Stated goal —
Each line in the entries below that holds the string "this" is to be listed.

Given data —
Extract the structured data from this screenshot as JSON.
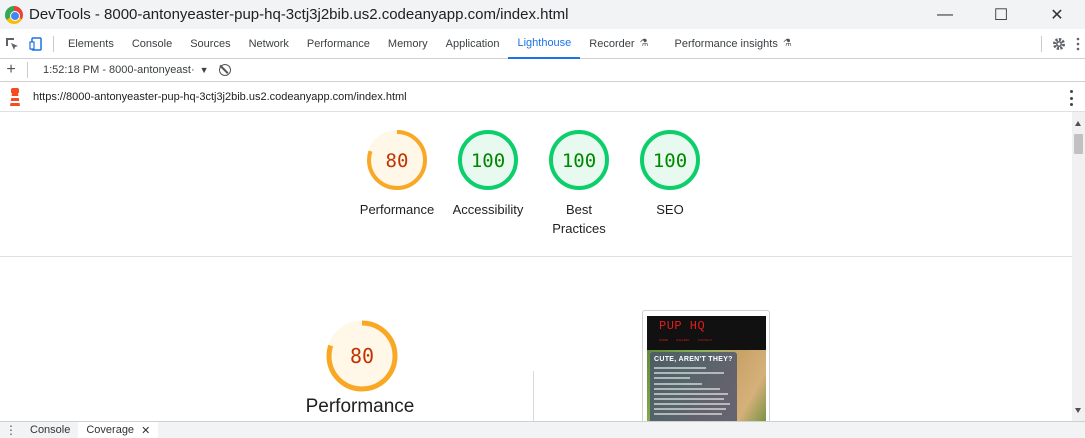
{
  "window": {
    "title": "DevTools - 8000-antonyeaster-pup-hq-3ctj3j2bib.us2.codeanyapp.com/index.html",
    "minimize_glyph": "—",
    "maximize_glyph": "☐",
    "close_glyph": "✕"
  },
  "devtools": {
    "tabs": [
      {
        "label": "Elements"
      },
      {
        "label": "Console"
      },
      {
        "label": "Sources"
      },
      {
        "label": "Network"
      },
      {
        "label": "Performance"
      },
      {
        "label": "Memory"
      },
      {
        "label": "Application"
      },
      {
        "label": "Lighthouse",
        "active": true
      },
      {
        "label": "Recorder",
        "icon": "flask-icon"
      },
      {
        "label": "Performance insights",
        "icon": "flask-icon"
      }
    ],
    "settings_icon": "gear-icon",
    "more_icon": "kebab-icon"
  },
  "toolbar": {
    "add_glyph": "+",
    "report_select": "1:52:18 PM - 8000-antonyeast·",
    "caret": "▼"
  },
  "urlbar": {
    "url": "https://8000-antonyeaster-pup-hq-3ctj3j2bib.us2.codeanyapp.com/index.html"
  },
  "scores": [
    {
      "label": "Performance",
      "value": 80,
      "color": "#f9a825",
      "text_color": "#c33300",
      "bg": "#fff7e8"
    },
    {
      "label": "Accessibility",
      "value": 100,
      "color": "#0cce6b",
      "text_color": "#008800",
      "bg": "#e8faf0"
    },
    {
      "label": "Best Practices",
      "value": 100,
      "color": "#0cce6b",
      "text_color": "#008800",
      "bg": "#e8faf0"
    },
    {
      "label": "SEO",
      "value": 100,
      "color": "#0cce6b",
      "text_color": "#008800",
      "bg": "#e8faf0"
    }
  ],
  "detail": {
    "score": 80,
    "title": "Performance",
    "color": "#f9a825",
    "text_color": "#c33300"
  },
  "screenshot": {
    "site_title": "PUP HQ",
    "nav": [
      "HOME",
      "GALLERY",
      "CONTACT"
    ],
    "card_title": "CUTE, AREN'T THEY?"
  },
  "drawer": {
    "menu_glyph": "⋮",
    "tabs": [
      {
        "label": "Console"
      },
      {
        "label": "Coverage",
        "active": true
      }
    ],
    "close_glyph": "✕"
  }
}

--

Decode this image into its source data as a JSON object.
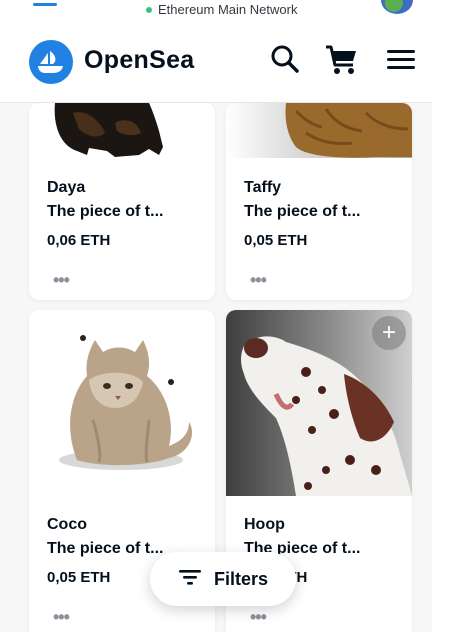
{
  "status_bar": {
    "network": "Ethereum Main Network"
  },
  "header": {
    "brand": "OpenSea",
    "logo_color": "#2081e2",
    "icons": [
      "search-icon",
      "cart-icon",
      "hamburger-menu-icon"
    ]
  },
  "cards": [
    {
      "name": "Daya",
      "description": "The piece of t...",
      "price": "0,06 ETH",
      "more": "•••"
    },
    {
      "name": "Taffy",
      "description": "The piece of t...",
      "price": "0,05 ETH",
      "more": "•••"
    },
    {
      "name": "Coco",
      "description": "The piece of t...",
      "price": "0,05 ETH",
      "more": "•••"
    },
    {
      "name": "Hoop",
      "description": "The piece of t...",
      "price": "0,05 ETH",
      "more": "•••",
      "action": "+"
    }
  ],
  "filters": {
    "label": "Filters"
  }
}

The solution —
Extract the structured data from this screenshot as JSON.
Decode this image into its source data as a JSON object.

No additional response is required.